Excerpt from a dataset
╭──
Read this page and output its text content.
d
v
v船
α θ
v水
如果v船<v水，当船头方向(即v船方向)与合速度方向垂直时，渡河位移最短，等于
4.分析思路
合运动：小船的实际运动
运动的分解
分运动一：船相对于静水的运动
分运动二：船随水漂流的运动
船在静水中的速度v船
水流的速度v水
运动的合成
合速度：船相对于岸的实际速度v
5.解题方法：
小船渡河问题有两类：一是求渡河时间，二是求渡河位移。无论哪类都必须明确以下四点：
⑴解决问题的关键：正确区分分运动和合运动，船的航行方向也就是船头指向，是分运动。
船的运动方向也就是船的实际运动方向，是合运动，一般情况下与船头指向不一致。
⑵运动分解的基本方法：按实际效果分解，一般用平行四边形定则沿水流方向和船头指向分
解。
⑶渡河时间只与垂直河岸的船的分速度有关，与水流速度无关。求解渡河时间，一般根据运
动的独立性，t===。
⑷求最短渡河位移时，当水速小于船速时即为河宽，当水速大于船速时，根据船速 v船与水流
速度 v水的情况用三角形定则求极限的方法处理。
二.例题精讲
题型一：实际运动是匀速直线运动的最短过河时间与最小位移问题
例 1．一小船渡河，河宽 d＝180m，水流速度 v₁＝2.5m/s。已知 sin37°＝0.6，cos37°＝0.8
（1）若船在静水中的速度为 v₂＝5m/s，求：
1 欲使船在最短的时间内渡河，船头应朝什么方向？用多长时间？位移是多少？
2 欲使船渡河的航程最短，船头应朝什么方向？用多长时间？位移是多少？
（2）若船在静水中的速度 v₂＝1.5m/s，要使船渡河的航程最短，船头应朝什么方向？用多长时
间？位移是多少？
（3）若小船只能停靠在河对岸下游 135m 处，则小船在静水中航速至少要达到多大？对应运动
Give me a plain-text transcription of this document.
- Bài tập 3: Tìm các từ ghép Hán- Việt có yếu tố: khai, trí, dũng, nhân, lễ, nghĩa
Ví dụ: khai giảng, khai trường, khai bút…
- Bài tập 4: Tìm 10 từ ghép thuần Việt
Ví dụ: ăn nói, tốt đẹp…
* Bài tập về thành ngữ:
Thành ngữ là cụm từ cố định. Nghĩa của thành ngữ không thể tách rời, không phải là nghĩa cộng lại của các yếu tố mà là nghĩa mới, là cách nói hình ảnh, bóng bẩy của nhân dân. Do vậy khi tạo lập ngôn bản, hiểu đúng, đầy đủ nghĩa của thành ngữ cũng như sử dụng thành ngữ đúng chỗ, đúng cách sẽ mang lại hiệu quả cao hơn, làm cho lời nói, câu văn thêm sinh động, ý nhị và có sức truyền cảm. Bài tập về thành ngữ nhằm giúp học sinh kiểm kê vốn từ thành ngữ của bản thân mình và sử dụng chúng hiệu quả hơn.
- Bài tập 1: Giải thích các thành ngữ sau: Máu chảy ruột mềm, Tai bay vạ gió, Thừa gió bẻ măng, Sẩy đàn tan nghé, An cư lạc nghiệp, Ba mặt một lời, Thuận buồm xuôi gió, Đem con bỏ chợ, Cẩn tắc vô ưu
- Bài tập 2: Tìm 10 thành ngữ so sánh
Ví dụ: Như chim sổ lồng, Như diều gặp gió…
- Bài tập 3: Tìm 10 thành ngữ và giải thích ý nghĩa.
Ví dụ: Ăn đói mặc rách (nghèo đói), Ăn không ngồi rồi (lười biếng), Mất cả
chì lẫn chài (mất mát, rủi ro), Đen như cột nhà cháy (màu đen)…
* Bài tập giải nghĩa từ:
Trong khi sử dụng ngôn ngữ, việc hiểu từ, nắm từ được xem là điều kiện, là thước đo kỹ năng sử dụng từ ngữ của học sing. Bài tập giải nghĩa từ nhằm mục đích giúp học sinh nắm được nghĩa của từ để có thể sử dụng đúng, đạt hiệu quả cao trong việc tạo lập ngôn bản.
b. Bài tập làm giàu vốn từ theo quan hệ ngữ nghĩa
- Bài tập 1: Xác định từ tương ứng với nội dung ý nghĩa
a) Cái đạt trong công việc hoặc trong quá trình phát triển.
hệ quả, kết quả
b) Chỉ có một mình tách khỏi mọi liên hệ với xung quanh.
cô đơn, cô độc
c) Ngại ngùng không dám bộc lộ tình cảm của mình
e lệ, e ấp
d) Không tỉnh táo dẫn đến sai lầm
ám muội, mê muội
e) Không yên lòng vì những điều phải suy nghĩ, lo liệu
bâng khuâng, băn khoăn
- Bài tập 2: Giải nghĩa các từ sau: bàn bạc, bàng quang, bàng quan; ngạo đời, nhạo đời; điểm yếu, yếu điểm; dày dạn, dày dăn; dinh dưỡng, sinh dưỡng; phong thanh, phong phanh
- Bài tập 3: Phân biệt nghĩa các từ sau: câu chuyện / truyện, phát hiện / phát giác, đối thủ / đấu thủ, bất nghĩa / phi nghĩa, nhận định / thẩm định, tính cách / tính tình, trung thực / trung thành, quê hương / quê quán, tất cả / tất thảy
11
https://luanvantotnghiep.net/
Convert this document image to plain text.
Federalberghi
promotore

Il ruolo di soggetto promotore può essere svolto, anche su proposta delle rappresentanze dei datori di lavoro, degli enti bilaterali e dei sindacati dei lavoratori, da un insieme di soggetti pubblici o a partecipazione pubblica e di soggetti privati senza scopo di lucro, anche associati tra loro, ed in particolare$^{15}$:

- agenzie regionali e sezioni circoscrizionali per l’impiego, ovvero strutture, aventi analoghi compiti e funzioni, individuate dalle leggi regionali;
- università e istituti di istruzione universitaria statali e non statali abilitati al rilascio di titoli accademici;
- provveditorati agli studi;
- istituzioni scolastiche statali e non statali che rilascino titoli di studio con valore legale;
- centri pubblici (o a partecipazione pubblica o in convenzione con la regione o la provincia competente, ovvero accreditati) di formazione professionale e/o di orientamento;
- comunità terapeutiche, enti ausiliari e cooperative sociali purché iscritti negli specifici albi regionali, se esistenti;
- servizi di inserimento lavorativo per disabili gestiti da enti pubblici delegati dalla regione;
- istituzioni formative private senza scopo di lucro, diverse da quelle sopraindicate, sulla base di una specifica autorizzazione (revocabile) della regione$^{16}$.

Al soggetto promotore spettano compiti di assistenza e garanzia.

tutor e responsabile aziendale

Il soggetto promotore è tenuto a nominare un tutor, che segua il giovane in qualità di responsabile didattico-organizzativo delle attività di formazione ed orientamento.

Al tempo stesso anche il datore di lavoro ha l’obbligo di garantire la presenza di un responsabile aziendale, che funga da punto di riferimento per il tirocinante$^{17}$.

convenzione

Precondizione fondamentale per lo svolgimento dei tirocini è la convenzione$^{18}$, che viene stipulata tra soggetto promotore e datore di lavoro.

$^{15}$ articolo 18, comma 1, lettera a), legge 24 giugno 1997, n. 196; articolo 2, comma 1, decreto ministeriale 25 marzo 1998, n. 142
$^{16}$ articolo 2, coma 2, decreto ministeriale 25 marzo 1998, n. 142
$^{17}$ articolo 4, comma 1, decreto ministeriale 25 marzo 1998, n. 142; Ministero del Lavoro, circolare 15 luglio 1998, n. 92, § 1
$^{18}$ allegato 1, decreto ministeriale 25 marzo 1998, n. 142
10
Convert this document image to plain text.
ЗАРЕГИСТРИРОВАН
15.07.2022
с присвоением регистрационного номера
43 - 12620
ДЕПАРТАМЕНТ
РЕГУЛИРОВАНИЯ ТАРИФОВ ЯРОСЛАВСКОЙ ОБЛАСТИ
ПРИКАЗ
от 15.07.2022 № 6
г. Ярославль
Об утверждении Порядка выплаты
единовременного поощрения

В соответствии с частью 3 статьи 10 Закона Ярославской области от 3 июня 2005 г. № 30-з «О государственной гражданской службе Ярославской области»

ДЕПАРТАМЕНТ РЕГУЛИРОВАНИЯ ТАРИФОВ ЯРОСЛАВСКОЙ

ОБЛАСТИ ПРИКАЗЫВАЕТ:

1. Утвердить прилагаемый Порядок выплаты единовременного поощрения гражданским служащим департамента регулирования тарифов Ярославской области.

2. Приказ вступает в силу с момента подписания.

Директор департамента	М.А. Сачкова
╰──
→ **Stated problem**
Find every line that has "responsabile" in it, then return those lines.

→ **Complete response**
tutor e responsabile aziendale
Il soggetto promotore è tenuto a nominare un tutor, che segua il giovane in qualità di responsabile didattico-organizzativo delle attività di formazione ed orientamento.
Al tempo stesso anche il datore di lavoro ha l’obbligo di garantire la presenza di un responsabile aziendale, che funga da punto di riferimento per il tirocinante$^{17}$.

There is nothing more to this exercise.